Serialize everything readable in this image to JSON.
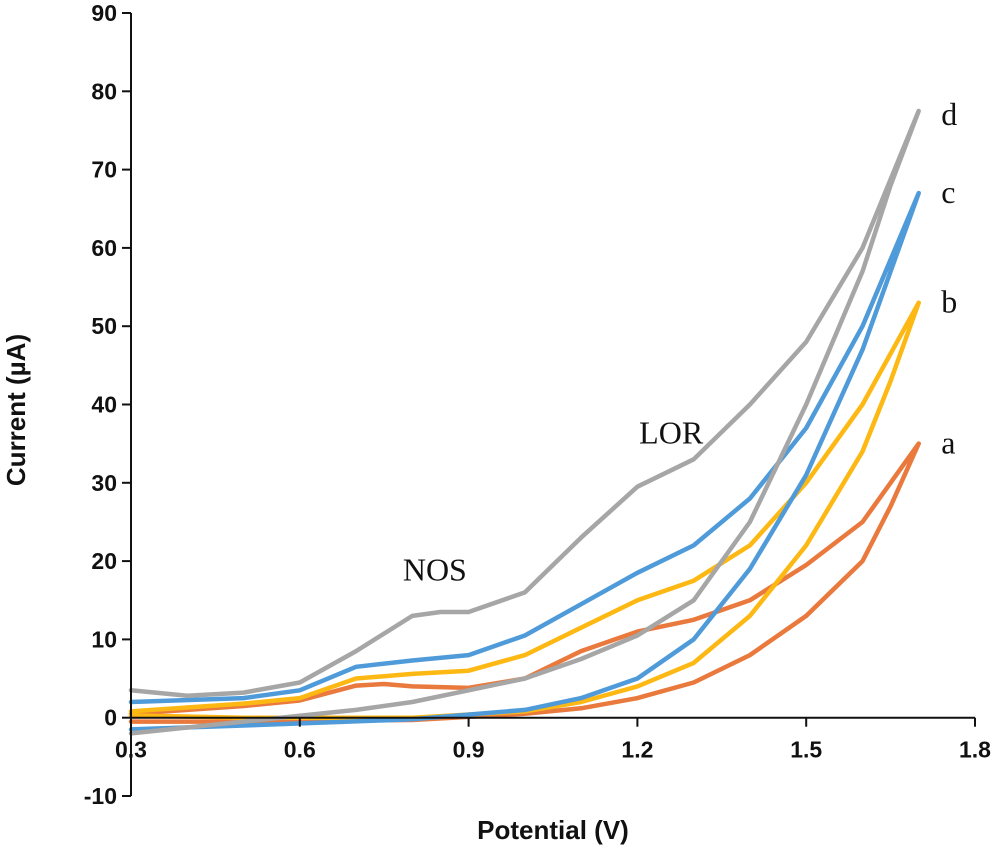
{
  "chart_data": {
    "type": "line",
    "title": "",
    "xlabel": "Potential (V)",
    "ylabel": "Current (µA)",
    "xlim": [
      0.3,
      1.8
    ],
    "ylim": [
      -10,
      90
    ],
    "x_ticks": [
      "0.3",
      "0.6",
      "0.9",
      "1.2",
      "1.5",
      "1.8"
    ],
    "y_ticks": [
      "-10",
      "0",
      "10",
      "20",
      "30",
      "40",
      "50",
      "60",
      "70",
      "80",
      "90"
    ],
    "grid": false,
    "legend": "none",
    "annotations": [
      {
        "text": "NOS",
        "x": 0.84,
        "y": 17.5
      },
      {
        "text": "LOR",
        "x": 1.26,
        "y": 35
      }
    ],
    "series": [
      {
        "name": "a",
        "color": "#e9793c",
        "label_position": {
          "x": 1.74,
          "y": 35
        },
        "forward": [
          [
            0.3,
            0.5
          ],
          [
            0.5,
            1.5
          ],
          [
            0.6,
            2.2
          ],
          [
            0.7,
            4.1
          ],
          [
            0.75,
            4.3
          ],
          [
            0.8,
            4.0
          ],
          [
            0.9,
            3.8
          ],
          [
            1.0,
            5.0
          ],
          [
            1.1,
            8.5
          ],
          [
            1.2,
            11.0
          ],
          [
            1.3,
            12.5
          ],
          [
            1.4,
            15.0
          ],
          [
            1.5,
            19.5
          ],
          [
            1.6,
            25.0
          ],
          [
            1.7,
            35.0
          ]
        ],
        "reverse": [
          [
            1.7,
            35.0
          ],
          [
            1.65,
            27.0
          ],
          [
            1.6,
            20.0
          ],
          [
            1.5,
            13.0
          ],
          [
            1.4,
            8.0
          ],
          [
            1.3,
            4.5
          ],
          [
            1.2,
            2.5
          ],
          [
            1.1,
            1.2
          ],
          [
            1.0,
            0.5
          ],
          [
            0.8,
            -0.3
          ],
          [
            0.5,
            -0.5
          ],
          [
            0.3,
            -0.5
          ]
        ]
      },
      {
        "name": "b",
        "color": "#fdb813",
        "label_position": {
          "x": 1.74,
          "y": 53
        },
        "forward": [
          [
            0.3,
            0.8
          ],
          [
            0.5,
            1.8
          ],
          [
            0.6,
            2.5
          ],
          [
            0.7,
            5.0
          ],
          [
            0.8,
            5.6
          ],
          [
            0.9,
            6.0
          ],
          [
            1.0,
            8.0
          ],
          [
            1.1,
            11.5
          ],
          [
            1.2,
            15.0
          ],
          [
            1.3,
            17.5
          ],
          [
            1.4,
            22.0
          ],
          [
            1.5,
            30.0
          ],
          [
            1.6,
            40.0
          ],
          [
            1.7,
            53.0
          ]
        ],
        "reverse": [
          [
            1.7,
            53.0
          ],
          [
            1.65,
            43.0
          ],
          [
            1.6,
            34.0
          ],
          [
            1.5,
            22.0
          ],
          [
            1.4,
            13.0
          ],
          [
            1.3,
            7.0
          ],
          [
            1.2,
            4.0
          ],
          [
            1.1,
            2.0
          ],
          [
            1.0,
            0.8
          ],
          [
            0.8,
            0.0
          ],
          [
            0.5,
            0.0
          ],
          [
            0.3,
            0.3
          ]
        ]
      },
      {
        "name": "c",
        "color": "#4f9bd9",
        "label_position": {
          "x": 1.74,
          "y": 67
        },
        "forward": [
          [
            0.3,
            2.0
          ],
          [
            0.5,
            2.5
          ],
          [
            0.6,
            3.5
          ],
          [
            0.7,
            6.5
          ],
          [
            0.8,
            7.3
          ],
          [
            0.9,
            8.0
          ],
          [
            1.0,
            10.5
          ],
          [
            1.1,
            14.5
          ],
          [
            1.2,
            18.5
          ],
          [
            1.3,
            22.0
          ],
          [
            1.4,
            28.0
          ],
          [
            1.5,
            37.0
          ],
          [
            1.6,
            50.0
          ],
          [
            1.7,
            67.0
          ]
        ],
        "reverse": [
          [
            1.7,
            67.0
          ],
          [
            1.65,
            57.0
          ],
          [
            1.6,
            47.0
          ],
          [
            1.5,
            31.0
          ],
          [
            1.4,
            19.0
          ],
          [
            1.3,
            10.0
          ],
          [
            1.2,
            5.0
          ],
          [
            1.1,
            2.5
          ],
          [
            1.0,
            1.0
          ],
          [
            0.8,
            -0.2
          ],
          [
            0.5,
            -1.0
          ],
          [
            0.3,
            -1.5
          ]
        ]
      },
      {
        "name": "d",
        "color": "#a6a6a6",
        "label_position": {
          "x": 1.74,
          "y": 77
        },
        "forward": [
          [
            0.3,
            3.5
          ],
          [
            0.4,
            2.8
          ],
          [
            0.5,
            3.2
          ],
          [
            0.6,
            4.5
          ],
          [
            0.7,
            8.5
          ],
          [
            0.8,
            13.0
          ],
          [
            0.85,
            13.5
          ],
          [
            0.9,
            13.5
          ],
          [
            1.0,
            16.0
          ],
          [
            1.1,
            23.0
          ],
          [
            1.2,
            29.5
          ],
          [
            1.3,
            33.0
          ],
          [
            1.4,
            40.0
          ],
          [
            1.5,
            48.0
          ],
          [
            1.6,
            60.0
          ],
          [
            1.7,
            77.5
          ]
        ],
        "reverse": [
          [
            1.7,
            77.5
          ],
          [
            1.65,
            68.0
          ],
          [
            1.6,
            57.0
          ],
          [
            1.5,
            40.0
          ],
          [
            1.4,
            25.0
          ],
          [
            1.3,
            15.0
          ],
          [
            1.2,
            10.5
          ],
          [
            1.1,
            7.5
          ],
          [
            1.0,
            5.0
          ],
          [
            0.9,
            3.5
          ],
          [
            0.8,
            2.0
          ],
          [
            0.7,
            1.0
          ],
          [
            0.5,
            -0.5
          ],
          [
            0.3,
            -2.0
          ]
        ]
      }
    ]
  }
}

++++

■ GOAL ■
Leave out the pictures and return every record word for word.

■ RESULT BELOW ■
Serialize everything readable in this image to JSON.
{
  "chart_data": {
    "type": "line",
    "title": "",
    "xlabel": "Potential (V)",
    "ylabel": "Current (µA)",
    "xlim": [
      0.3,
      1.8
    ],
    "ylim": [
      -10,
      90
    ],
    "x_ticks": [
      "0.3",
      "0.6",
      "0.9",
      "1.2",
      "1.5",
      "1.8"
    ],
    "y_ticks": [
      "-10",
      "0",
      "10",
      "20",
      "30",
      "40",
      "50",
      "60",
      "70",
      "80",
      "90"
    ],
    "grid": false,
    "legend": "none",
    "annotations": [
      {
        "text": "NOS",
        "x": 0.84,
        "y": 17.5
      },
      {
        "text": "LOR",
        "x": 1.26,
        "y": 35
      }
    ],
    "series": [
      {
        "name": "a",
        "color": "#e9793c",
        "label_position": {
          "x": 1.74,
          "y": 35
        },
        "forward": [
          [
            0.3,
            0.5
          ],
          [
            0.5,
            1.5
          ],
          [
            0.6,
            2.2
          ],
          [
            0.7,
            4.1
          ],
          [
            0.75,
            4.3
          ],
          [
            0.8,
            4.0
          ],
          [
            0.9,
            3.8
          ],
          [
            1.0,
            5.0
          ],
          [
            1.1,
            8.5
          ],
          [
            1.2,
            11.0
          ],
          [
            1.3,
            12.5
          ],
          [
            1.4,
            15.0
          ],
          [
            1.5,
            19.5
          ],
          [
            1.6,
            25.0
          ],
          [
            1.7,
            35.0
          ]
        ],
        "reverse": [
          [
            1.7,
            35.0
          ],
          [
            1.65,
            27.0
          ],
          [
            1.6,
            20.0
          ],
          [
            1.5,
            13.0
          ],
          [
            1.4,
            8.0
          ],
          [
            1.3,
            4.5
          ],
          [
            1.2,
            2.5
          ],
          [
            1.1,
            1.2
          ],
          [
            1.0,
            0.5
          ],
          [
            0.8,
            -0.3
          ],
          [
            0.5,
            -0.5
          ],
          [
            0.3,
            -0.5
          ]
        ]
      },
      {
        "name": "b",
        "color": "#fdb813",
        "label_position": {
          "x": 1.74,
          "y": 53
        },
        "forward": [
          [
            0.3,
            0.8
          ],
          [
            0.5,
            1.8
          ],
          [
            0.6,
            2.5
          ],
          [
            0.7,
            5.0
          ],
          [
            0.8,
            5.6
          ],
          [
            0.9,
            6.0
          ],
          [
            1.0,
            8.0
          ],
          [
            1.1,
            11.5
          ],
          [
            1.2,
            15.0
          ],
          [
            1.3,
            17.5
          ],
          [
            1.4,
            22.0
          ],
          [
            1.5,
            30.0
          ],
          [
            1.6,
            40.0
          ],
          [
            1.7,
            53.0
          ]
        ],
        "reverse": [
          [
            1.7,
            53.0
          ],
          [
            1.65,
            43.0
          ],
          [
            1.6,
            34.0
          ],
          [
            1.5,
            22.0
          ],
          [
            1.4,
            13.0
          ],
          [
            1.3,
            7.0
          ],
          [
            1.2,
            4.0
          ],
          [
            1.1,
            2.0
          ],
          [
            1.0,
            0.8
          ],
          [
            0.8,
            0.0
          ],
          [
            0.5,
            0.0
          ],
          [
            0.3,
            0.3
          ]
        ]
      },
      {
        "name": "c",
        "color": "#4f9bd9",
        "label_position": {
          "x": 1.74,
          "y": 67
        },
        "forward": [
          [
            0.3,
            2.0
          ],
          [
            0.5,
            2.5
          ],
          [
            0.6,
            3.5
          ],
          [
            0.7,
            6.5
          ],
          [
            0.8,
            7.3
          ],
          [
            0.9,
            8.0
          ],
          [
            1.0,
            10.5
          ],
          [
            1.1,
            14.5
          ],
          [
            1.2,
            18.5
          ],
          [
            1.3,
            22.0
          ],
          [
            1.4,
            28.0
          ],
          [
            1.5,
            37.0
          ],
          [
            1.6,
            50.0
          ],
          [
            1.7,
            67.0
          ]
        ],
        "reverse": [
          [
            1.7,
            67.0
          ],
          [
            1.65,
            57.0
          ],
          [
            1.6,
            47.0
          ],
          [
            1.5,
            31.0
          ],
          [
            1.4,
            19.0
          ],
          [
            1.3,
            10.0
          ],
          [
            1.2,
            5.0
          ],
          [
            1.1,
            2.5
          ],
          [
            1.0,
            1.0
          ],
          [
            0.8,
            -0.2
          ],
          [
            0.5,
            -1.0
          ],
          [
            0.3,
            -1.5
          ]
        ]
      },
      {
        "name": "d",
        "color": "#a6a6a6",
        "label_position": {
          "x": 1.74,
          "y": 77
        },
        "forward": [
          [
            0.3,
            3.5
          ],
          [
            0.4,
            2.8
          ],
          [
            0.5,
            3.2
          ],
          [
            0.6,
            4.5
          ],
          [
            0.7,
            8.5
          ],
          [
            0.8,
            13.0
          ],
          [
            0.85,
            13.5
          ],
          [
            0.9,
            13.5
          ],
          [
            1.0,
            16.0
          ],
          [
            1.1,
            23.0
          ],
          [
            1.2,
            29.5
          ],
          [
            1.3,
            33.0
          ],
          [
            1.4,
            40.0
          ],
          [
            1.5,
            48.0
          ],
          [
            1.6,
            60.0
          ],
          [
            1.7,
            77.5
          ]
        ],
        "reverse": [
          [
            1.7,
            77.5
          ],
          [
            1.65,
            68.0
          ],
          [
            1.6,
            57.0
          ],
          [
            1.5,
            40.0
          ],
          [
            1.4,
            25.0
          ],
          [
            1.3,
            15.0
          ],
          [
            1.2,
            10.5
          ],
          [
            1.1,
            7.5
          ],
          [
            1.0,
            5.0
          ],
          [
            0.9,
            3.5
          ],
          [
            0.8,
            2.0
          ],
          [
            0.7,
            1.0
          ],
          [
            0.5,
            -0.5
          ],
          [
            0.3,
            -2.0
          ]
        ]
      }
    ]
  }
}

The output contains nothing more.